Stored records:
= = = = = = =

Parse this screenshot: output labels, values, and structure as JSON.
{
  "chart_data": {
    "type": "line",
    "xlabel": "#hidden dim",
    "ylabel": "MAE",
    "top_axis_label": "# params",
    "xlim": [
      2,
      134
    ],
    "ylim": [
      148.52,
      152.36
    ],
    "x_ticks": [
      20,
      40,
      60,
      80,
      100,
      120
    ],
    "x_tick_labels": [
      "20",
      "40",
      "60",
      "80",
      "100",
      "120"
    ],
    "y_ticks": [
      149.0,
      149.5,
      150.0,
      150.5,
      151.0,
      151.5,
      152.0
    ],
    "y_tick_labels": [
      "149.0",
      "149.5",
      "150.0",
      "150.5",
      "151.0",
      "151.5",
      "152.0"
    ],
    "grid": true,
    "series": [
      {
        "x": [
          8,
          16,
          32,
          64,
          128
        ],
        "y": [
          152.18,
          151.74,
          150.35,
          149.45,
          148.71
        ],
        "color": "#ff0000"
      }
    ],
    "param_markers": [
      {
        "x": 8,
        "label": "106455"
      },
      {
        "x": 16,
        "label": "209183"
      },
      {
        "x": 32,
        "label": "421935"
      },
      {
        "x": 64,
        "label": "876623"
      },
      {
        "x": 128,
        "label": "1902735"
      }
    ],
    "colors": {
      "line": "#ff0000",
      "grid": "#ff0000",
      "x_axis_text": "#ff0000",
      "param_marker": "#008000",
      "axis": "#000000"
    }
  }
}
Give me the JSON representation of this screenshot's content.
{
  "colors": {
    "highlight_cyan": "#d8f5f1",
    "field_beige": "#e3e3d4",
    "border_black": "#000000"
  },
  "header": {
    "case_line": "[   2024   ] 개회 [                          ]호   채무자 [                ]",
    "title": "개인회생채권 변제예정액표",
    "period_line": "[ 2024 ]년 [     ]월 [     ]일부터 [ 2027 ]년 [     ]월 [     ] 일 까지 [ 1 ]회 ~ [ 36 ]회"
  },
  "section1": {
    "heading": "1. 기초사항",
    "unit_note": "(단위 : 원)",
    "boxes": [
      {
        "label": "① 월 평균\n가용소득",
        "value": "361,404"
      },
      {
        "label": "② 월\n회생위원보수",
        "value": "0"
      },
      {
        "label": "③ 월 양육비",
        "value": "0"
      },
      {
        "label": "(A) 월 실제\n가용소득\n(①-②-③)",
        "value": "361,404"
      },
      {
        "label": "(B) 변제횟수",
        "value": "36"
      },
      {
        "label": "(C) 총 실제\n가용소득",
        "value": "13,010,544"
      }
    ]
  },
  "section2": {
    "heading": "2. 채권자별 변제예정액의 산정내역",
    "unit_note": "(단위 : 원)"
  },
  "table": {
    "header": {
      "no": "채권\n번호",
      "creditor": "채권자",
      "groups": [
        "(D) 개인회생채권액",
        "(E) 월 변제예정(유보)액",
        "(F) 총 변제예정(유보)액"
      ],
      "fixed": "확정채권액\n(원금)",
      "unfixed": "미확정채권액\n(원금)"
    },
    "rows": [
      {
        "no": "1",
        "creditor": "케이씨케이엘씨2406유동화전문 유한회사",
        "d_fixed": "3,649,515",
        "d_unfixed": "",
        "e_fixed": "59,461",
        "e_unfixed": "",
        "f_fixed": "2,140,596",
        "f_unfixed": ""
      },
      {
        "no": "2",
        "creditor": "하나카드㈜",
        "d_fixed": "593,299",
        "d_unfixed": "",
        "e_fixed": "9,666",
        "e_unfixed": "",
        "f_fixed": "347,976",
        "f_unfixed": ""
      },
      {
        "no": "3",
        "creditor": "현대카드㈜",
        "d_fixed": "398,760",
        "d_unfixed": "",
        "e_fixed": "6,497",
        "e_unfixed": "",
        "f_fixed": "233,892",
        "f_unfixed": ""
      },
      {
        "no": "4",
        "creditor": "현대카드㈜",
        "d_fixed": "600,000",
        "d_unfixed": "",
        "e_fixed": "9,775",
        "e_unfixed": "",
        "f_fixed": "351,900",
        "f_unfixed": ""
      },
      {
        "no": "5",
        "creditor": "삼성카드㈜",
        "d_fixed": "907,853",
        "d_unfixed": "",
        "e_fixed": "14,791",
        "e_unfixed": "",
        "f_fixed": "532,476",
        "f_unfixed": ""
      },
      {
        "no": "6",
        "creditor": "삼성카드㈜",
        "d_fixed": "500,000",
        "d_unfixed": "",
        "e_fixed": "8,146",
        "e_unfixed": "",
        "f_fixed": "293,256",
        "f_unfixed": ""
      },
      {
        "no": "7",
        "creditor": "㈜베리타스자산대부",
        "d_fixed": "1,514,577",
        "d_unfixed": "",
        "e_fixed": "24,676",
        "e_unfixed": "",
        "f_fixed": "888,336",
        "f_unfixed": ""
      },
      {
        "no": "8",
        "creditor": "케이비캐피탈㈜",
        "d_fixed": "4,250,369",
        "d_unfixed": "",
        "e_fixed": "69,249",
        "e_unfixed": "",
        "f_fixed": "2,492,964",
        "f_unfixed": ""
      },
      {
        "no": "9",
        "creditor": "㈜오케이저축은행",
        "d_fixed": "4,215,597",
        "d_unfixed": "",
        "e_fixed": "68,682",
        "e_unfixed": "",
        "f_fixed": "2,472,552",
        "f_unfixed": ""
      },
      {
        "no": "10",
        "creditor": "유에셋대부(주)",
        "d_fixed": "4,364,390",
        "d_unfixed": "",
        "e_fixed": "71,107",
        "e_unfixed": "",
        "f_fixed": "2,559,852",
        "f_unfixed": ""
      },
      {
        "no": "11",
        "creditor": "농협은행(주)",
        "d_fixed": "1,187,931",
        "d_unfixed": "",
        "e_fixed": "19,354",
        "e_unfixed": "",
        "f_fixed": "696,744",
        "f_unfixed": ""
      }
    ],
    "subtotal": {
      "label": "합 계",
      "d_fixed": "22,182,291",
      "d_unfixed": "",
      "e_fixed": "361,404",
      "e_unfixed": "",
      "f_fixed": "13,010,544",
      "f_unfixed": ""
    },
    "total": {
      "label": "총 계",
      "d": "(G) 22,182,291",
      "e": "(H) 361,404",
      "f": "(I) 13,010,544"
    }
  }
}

= = = = = = =

- [Task to carry out] Your answer should be one number: the count of lines in the data above that include the word "JSON".

- [Solution] 2